## Given request
Transcribe each of the records below exactly, excluding all pictures.

## Data provided
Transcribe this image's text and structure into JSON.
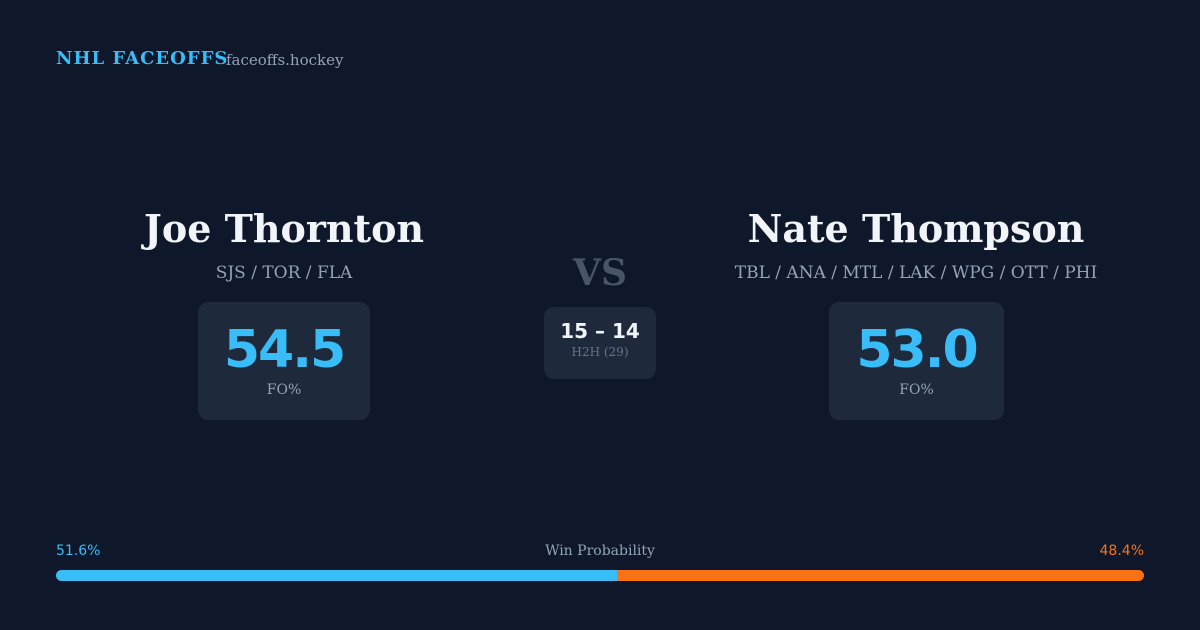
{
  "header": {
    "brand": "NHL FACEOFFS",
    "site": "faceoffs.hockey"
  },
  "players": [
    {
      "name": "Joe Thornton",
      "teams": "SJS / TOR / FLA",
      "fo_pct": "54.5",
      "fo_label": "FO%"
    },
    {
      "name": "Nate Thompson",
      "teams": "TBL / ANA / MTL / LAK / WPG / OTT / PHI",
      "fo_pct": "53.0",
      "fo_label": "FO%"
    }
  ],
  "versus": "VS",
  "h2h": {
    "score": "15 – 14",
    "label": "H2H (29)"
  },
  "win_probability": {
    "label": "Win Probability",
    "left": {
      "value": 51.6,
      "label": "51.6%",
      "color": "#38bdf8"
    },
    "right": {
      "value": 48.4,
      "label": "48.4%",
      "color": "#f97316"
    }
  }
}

## Written solution
Transcribe this image's text and structure into JSON.
{
  "header": {
    "brand": "NHL FACEOFFS",
    "site": "faceoffs.hockey"
  },
  "players": [
    {
      "name": "Joe Thornton",
      "teams": "SJS / TOR / FLA",
      "fo_pct": "54.5",
      "fo_label": "FO%"
    },
    {
      "name": "Nate Thompson",
      "teams": "TBL / ANA / MTL / LAK / WPG / OTT / PHI",
      "fo_pct": "53.0",
      "fo_label": "FO%"
    }
  ],
  "versus": "VS",
  "h2h": {
    "score": "15 – 14",
    "label": "H2H (29)"
  },
  "win_probability": {
    "label": "Win Probability",
    "left": {
      "value": 51.6,
      "label": "51.6%",
      "color": "#38bdf8"
    },
    "right": {
      "value": 48.4,
      "label": "48.4%",
      "color": "#f97316"
    }
  }
}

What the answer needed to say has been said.